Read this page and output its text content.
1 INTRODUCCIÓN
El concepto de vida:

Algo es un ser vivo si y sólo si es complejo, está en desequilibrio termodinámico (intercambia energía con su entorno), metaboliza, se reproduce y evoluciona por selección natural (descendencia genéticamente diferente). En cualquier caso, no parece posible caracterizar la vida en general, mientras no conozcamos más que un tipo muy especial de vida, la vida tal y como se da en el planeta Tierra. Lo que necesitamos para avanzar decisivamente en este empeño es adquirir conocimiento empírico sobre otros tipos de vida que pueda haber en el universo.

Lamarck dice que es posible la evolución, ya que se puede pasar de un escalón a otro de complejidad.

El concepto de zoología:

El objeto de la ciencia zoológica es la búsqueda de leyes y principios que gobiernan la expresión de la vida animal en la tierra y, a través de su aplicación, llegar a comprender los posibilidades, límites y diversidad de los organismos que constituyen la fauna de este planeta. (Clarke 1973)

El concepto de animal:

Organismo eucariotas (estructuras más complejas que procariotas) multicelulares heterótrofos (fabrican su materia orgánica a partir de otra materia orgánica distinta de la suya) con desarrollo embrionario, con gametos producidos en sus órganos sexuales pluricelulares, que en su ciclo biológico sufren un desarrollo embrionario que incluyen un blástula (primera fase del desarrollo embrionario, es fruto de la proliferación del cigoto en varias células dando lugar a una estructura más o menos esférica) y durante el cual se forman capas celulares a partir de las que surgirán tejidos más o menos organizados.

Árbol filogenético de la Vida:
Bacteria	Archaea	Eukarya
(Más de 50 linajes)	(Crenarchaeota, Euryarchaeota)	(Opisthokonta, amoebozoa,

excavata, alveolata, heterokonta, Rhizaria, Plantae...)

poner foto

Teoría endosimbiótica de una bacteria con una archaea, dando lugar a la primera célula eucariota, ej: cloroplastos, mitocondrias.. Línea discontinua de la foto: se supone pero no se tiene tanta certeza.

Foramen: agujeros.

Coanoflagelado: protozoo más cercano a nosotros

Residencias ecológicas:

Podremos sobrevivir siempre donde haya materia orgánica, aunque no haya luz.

○ ○ ○ ○ ○ ○ ○

◆ **What you have to do**
Set down every entry exactly as it appears.

◆ **Task solution**
Read this page and output its text content.
1 INTRODUCCIÓN
El concepto de vida:

Algo es un ser vivo si y sólo si es complejo, está en desequilibrio termodinámico (intercambia energía con su entorno), metaboliza, se reproduce y evoluciona por selección natural (descendencia genéticamente diferente). En cualquier caso, no parece posible caracterizar la vida en general, mientras no conozcamos más que un tipo muy especial de vida, la vida tal y como se da en el planeta Tierra. Lo que necesitamos para avanzar decisivamente en este empeño es adquirir conocimiento empírico sobre otros tipos de vida que pueda haber en el universo.

Lamarck dice que es posible la evolución, ya que se puede pasar de un escalón a otro de complejidad.

El concepto de zoología:

El objeto de la ciencia zoológica es la búsqueda de leyes y principios que gobiernan la expresión de la vida animal en la tierra y, a través de su aplicación, llegar a comprender los posibilidades, límites y diversidad de los organismos que constituyen la fauna de este planeta. (Clarke 1973)

El concepto de animal:

Organismo eucariotas (estructuras más complejas que procariotas) multicelulares heterótrofos (fabrican su materia orgánica a partir de otra materia orgánica distinta de la suya) con desarrollo embrionario, con gametos producidos en sus órganos sexuales pluricelulares, que en su ciclo biológico sufren un desarrollo embrionario que incluyen un blástula (primera fase del desarrollo embrionario, es fruto de la proliferación del cigoto en varias células dando lugar a una estructura más o menos esférica) y durante el cual se forman capas celulares a partir de las que surgirán tejidos más o menos organizados.

Árbol filogenético de la Vida:
Bacteria	Archaea	Eukarya
(Más de 50 linajes)	(Crenarchaeota, Euryarchaeota)	(Opisthokonta, amoebozoa,

excavata, alveolata, heterokonta, Rhizaria, Plantae...)

poner foto

Teoría endosimbiótica de una bacteria con una archaea, dando lugar a la primera célula eucariota, ej: cloroplastos, mitocondrias.. Línea discontinua de la foto: se supone pero no se tiene tanta certeza.

Foramen: agujeros.

Coanoflagelado: protozoo más cercano a nosotros

Residencias ecológicas:

Podremos sobrevivir siempre donde haya materia orgánica, aunque no haya luz.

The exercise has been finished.